*PROBLEM:*
Say how many lines of the material below contain the word "дорогѣ", with no other words.
## start PROVIDED RECORDS
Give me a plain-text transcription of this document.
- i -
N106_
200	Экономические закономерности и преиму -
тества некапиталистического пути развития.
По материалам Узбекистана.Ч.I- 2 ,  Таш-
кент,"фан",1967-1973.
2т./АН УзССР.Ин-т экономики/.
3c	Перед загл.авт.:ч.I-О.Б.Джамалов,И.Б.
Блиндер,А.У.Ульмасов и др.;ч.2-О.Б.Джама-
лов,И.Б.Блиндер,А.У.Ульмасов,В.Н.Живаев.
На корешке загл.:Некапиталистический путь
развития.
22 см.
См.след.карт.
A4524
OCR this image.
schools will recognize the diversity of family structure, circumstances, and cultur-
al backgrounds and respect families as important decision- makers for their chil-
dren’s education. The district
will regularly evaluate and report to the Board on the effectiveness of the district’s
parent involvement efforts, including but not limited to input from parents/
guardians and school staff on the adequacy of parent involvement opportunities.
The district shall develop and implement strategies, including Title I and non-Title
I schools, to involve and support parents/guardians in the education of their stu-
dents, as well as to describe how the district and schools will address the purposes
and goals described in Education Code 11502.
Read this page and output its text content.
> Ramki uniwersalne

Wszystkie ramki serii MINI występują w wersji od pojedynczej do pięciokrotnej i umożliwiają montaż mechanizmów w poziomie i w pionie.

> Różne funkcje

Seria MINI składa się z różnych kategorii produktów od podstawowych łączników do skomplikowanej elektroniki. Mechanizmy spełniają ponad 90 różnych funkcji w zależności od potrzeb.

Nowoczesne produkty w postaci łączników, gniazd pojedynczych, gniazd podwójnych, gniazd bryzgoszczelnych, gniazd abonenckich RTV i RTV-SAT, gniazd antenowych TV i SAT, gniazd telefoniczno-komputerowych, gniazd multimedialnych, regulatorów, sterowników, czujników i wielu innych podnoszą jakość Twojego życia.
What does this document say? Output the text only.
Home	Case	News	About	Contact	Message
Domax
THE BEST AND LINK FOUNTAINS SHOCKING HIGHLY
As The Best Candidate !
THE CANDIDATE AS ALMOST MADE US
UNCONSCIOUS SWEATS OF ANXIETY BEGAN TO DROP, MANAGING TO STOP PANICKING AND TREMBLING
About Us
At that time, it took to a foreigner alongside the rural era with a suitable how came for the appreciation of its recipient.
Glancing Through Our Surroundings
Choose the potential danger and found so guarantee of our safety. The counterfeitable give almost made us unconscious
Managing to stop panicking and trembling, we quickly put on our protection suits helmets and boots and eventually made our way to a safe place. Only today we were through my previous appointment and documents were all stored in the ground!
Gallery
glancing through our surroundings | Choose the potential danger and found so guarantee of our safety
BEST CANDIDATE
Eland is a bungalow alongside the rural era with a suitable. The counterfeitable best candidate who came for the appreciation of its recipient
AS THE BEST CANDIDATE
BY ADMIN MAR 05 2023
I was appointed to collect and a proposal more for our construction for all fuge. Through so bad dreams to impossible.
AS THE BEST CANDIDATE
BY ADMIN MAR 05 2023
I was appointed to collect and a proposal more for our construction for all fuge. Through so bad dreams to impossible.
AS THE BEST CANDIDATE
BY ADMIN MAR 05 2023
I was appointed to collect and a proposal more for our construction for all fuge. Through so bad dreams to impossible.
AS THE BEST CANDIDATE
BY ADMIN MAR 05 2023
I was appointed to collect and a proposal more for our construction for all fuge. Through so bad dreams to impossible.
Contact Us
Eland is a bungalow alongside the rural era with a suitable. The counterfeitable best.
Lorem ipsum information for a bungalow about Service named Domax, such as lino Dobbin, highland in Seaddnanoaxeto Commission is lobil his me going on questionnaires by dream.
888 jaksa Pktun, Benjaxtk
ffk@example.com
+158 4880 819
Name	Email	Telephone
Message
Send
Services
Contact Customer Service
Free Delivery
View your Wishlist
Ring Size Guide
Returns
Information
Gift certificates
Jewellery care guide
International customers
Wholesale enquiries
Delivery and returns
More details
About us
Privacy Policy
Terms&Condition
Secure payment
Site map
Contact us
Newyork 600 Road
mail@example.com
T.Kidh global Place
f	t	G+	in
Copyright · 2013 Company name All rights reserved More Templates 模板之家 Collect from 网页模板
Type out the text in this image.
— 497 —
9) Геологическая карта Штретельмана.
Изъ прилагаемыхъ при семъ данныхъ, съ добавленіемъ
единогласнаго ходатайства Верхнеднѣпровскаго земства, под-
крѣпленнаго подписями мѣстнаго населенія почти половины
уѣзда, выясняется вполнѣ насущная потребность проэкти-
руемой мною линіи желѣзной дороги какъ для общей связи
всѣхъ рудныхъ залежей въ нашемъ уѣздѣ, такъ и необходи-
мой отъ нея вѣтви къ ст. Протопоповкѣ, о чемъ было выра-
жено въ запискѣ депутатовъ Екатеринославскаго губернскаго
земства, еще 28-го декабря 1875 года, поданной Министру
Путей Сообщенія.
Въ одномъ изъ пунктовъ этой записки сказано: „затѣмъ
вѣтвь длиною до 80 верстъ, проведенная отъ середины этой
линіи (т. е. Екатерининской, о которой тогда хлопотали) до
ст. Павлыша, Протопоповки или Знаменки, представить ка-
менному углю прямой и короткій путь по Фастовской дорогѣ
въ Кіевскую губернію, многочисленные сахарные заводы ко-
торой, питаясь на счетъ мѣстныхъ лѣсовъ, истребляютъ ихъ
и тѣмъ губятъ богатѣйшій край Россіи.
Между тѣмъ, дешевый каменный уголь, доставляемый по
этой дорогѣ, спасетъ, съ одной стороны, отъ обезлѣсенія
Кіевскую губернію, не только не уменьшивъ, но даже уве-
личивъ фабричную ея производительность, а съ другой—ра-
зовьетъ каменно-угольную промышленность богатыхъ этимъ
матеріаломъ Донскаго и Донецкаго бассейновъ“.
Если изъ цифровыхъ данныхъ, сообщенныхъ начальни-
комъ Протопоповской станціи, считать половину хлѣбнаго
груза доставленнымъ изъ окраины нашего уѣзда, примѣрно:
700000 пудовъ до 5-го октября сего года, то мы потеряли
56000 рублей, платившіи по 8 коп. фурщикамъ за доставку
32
## end PROVIDED RECORDS
*REPLY TO THE EXERCISE:*
2